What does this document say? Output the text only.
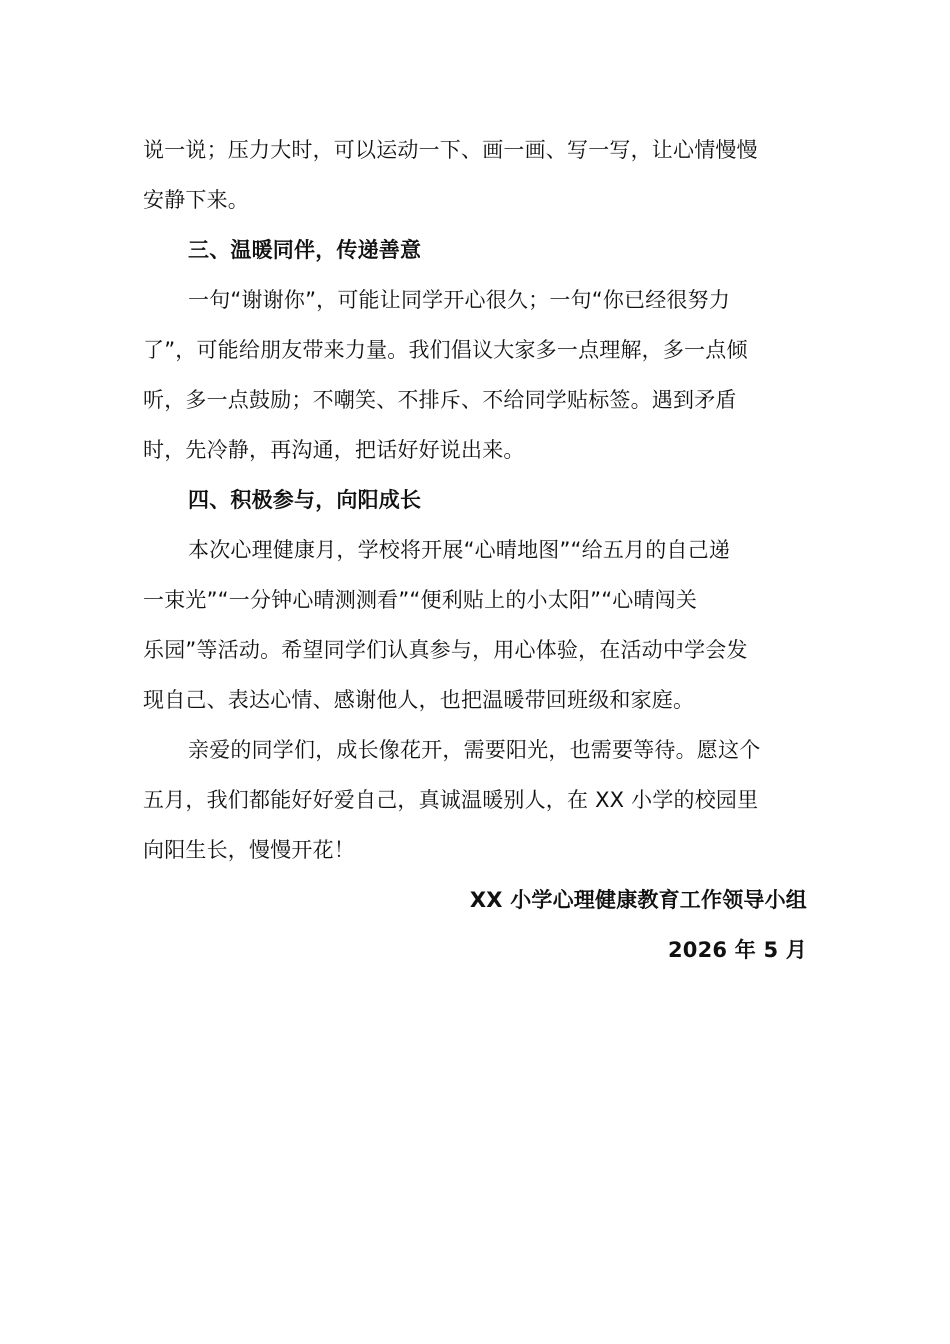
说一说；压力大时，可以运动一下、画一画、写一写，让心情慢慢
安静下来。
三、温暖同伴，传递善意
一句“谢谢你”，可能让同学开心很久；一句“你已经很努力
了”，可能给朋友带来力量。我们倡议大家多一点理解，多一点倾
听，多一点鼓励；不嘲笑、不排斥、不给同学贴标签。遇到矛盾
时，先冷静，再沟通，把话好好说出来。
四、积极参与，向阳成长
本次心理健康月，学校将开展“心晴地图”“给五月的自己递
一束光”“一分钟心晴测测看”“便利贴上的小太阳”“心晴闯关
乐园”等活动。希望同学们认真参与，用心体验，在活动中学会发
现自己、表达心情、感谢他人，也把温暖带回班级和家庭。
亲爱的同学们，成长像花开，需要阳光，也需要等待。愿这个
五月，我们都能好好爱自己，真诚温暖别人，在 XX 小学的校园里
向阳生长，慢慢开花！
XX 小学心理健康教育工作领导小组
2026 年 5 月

────────────────────

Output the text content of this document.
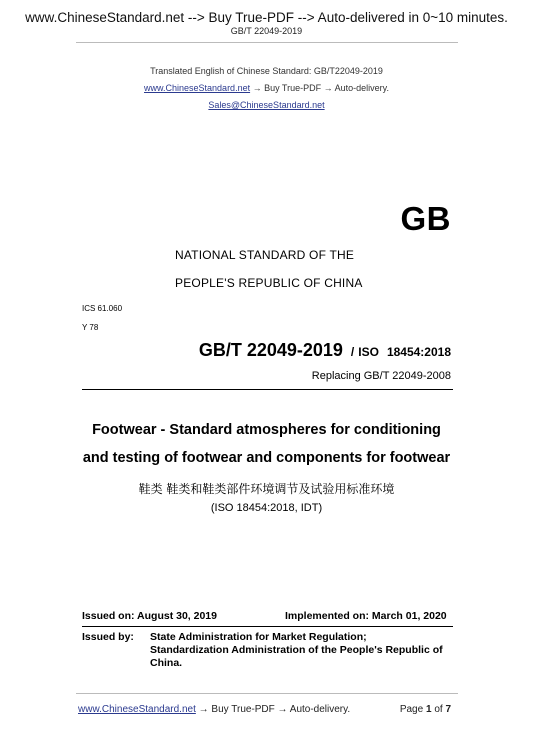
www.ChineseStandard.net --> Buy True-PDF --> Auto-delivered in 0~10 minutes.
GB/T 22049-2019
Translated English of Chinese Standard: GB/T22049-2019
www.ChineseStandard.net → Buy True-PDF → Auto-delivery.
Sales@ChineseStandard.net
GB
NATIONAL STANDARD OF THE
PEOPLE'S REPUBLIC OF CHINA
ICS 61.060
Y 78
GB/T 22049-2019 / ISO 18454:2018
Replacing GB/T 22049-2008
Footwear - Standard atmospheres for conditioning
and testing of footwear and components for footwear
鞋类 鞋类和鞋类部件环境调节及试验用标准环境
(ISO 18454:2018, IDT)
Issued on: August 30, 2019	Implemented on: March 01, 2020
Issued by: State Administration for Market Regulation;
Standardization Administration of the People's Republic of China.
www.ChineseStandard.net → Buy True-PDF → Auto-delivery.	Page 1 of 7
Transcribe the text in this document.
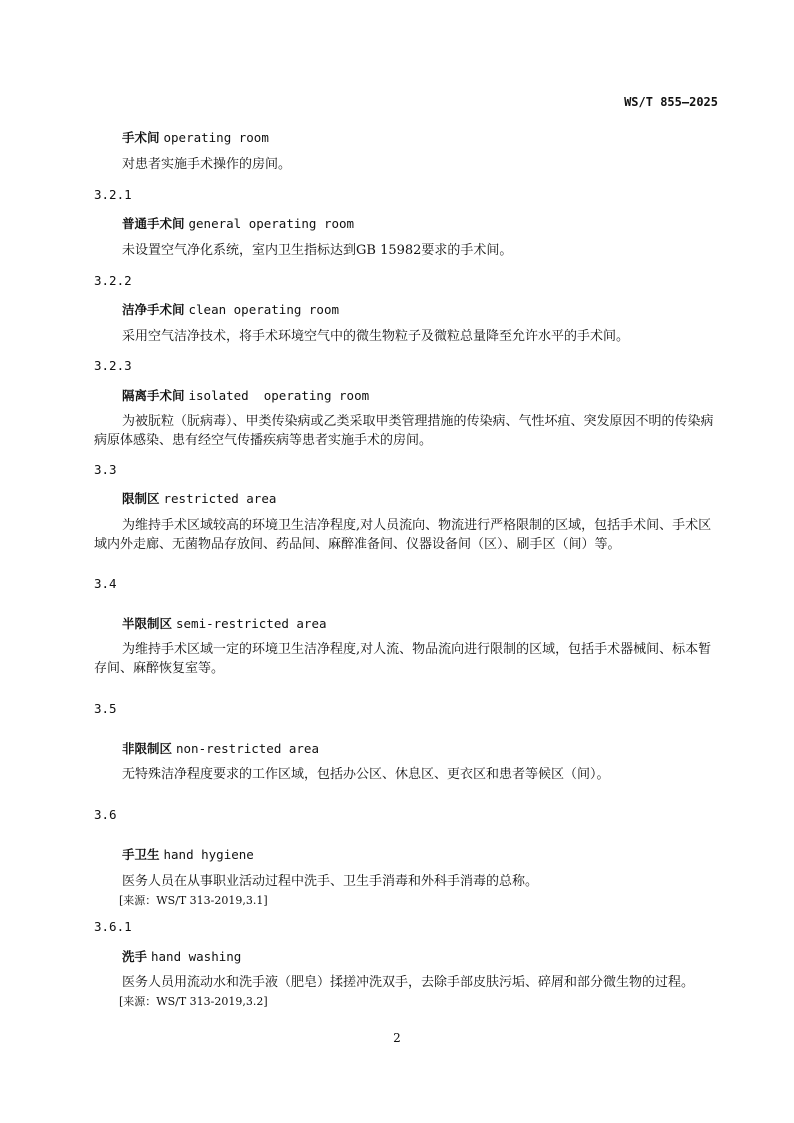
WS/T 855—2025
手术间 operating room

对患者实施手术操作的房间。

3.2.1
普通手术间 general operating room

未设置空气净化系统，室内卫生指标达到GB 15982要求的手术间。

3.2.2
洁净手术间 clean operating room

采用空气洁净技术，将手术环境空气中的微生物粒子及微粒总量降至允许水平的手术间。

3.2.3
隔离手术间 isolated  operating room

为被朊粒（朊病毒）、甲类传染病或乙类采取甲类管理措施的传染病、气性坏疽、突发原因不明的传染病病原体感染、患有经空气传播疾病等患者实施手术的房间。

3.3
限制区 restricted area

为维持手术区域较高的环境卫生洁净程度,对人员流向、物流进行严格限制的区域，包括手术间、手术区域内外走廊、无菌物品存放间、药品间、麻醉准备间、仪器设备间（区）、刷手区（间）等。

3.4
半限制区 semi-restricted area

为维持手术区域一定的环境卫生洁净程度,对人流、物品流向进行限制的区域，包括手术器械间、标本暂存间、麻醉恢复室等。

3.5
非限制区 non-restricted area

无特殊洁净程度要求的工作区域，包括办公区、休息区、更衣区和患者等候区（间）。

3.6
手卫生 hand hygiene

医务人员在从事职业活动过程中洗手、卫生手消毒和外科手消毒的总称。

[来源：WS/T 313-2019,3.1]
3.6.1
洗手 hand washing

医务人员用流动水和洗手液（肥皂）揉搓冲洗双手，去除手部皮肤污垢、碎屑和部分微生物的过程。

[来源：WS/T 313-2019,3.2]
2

────────────────────

Copy, from the material above, each line in which the string "ChineseStandard" occurs.

www.ChineseStandard.net --> Buy True-PDF --> Auto-delivered in 0~10 minutes.
www.ChineseStandard.net → Buy True-PDF → Auto-delivery.
Sales@ChineseStandard.net
www.ChineseStandard.net → Buy True-PDF → Auto-delivery.	Page 1 of 7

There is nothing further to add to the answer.